Only lines with the word "Production" are needed; collect each of them from the listing below.

_ _ _ _ _ _ _

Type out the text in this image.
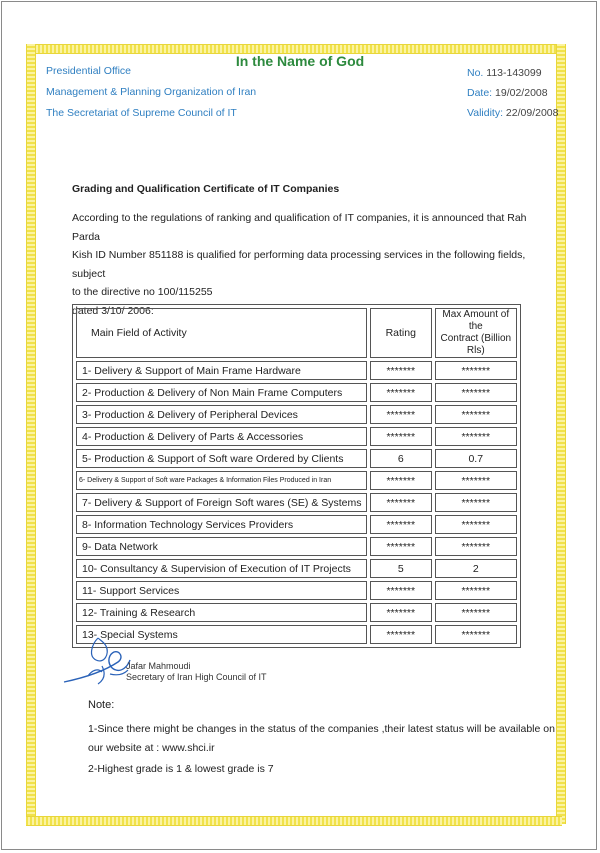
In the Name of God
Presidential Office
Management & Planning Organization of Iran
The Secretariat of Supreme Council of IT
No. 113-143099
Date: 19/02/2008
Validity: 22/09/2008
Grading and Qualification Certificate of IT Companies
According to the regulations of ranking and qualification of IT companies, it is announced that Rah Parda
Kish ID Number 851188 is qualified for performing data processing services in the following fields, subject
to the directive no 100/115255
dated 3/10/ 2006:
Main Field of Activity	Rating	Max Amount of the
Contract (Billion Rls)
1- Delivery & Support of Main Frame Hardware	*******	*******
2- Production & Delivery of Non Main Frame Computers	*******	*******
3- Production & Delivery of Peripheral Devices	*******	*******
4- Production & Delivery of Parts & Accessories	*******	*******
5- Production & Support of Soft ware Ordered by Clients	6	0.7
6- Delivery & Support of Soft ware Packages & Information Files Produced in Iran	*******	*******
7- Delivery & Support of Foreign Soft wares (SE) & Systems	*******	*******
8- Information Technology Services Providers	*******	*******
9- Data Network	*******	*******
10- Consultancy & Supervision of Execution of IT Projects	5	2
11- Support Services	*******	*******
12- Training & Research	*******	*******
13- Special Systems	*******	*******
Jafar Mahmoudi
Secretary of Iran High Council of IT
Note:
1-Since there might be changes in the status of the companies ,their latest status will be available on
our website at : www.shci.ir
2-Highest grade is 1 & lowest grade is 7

_ _ _ _ _ _ _

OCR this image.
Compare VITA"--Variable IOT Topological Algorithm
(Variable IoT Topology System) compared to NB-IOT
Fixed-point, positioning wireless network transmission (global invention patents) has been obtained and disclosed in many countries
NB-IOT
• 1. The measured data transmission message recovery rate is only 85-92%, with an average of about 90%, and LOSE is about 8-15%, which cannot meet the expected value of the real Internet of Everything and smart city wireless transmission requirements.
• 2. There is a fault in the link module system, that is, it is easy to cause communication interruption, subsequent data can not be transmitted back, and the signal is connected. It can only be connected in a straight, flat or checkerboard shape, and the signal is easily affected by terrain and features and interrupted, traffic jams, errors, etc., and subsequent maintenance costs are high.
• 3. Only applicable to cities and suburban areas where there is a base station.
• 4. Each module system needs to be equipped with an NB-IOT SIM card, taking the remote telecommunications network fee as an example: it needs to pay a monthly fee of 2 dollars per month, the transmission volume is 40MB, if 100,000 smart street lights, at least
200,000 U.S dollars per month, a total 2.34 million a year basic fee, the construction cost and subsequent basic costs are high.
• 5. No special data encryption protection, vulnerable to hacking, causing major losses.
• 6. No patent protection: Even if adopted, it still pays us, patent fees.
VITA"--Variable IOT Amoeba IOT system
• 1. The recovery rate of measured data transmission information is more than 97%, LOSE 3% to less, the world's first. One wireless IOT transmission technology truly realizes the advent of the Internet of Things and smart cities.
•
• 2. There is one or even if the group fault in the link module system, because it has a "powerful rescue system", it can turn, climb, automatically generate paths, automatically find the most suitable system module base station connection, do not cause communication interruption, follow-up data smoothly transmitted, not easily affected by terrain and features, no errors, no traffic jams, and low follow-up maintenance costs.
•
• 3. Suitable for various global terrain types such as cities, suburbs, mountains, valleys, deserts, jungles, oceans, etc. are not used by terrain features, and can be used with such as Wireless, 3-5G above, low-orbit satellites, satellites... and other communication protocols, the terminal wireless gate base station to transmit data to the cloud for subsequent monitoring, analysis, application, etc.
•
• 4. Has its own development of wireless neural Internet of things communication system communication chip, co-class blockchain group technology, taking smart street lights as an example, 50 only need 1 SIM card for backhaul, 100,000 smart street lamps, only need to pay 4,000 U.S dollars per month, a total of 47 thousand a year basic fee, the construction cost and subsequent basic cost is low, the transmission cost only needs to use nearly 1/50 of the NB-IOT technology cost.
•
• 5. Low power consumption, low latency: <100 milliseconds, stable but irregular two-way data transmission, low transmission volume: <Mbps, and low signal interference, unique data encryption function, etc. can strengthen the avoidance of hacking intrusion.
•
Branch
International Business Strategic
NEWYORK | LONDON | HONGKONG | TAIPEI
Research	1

_ _ _ _ _ _ _

**TASK ANSWER**.
2- Production & Delivery of Non Main Frame Computers	*******	*******
3- Production & Delivery of Peripheral Devices	*******	*******
4- Production & Delivery of Parts & Accessories	*******	*******
5- Production & Support of Soft ware Ordered by Clients	6	0.7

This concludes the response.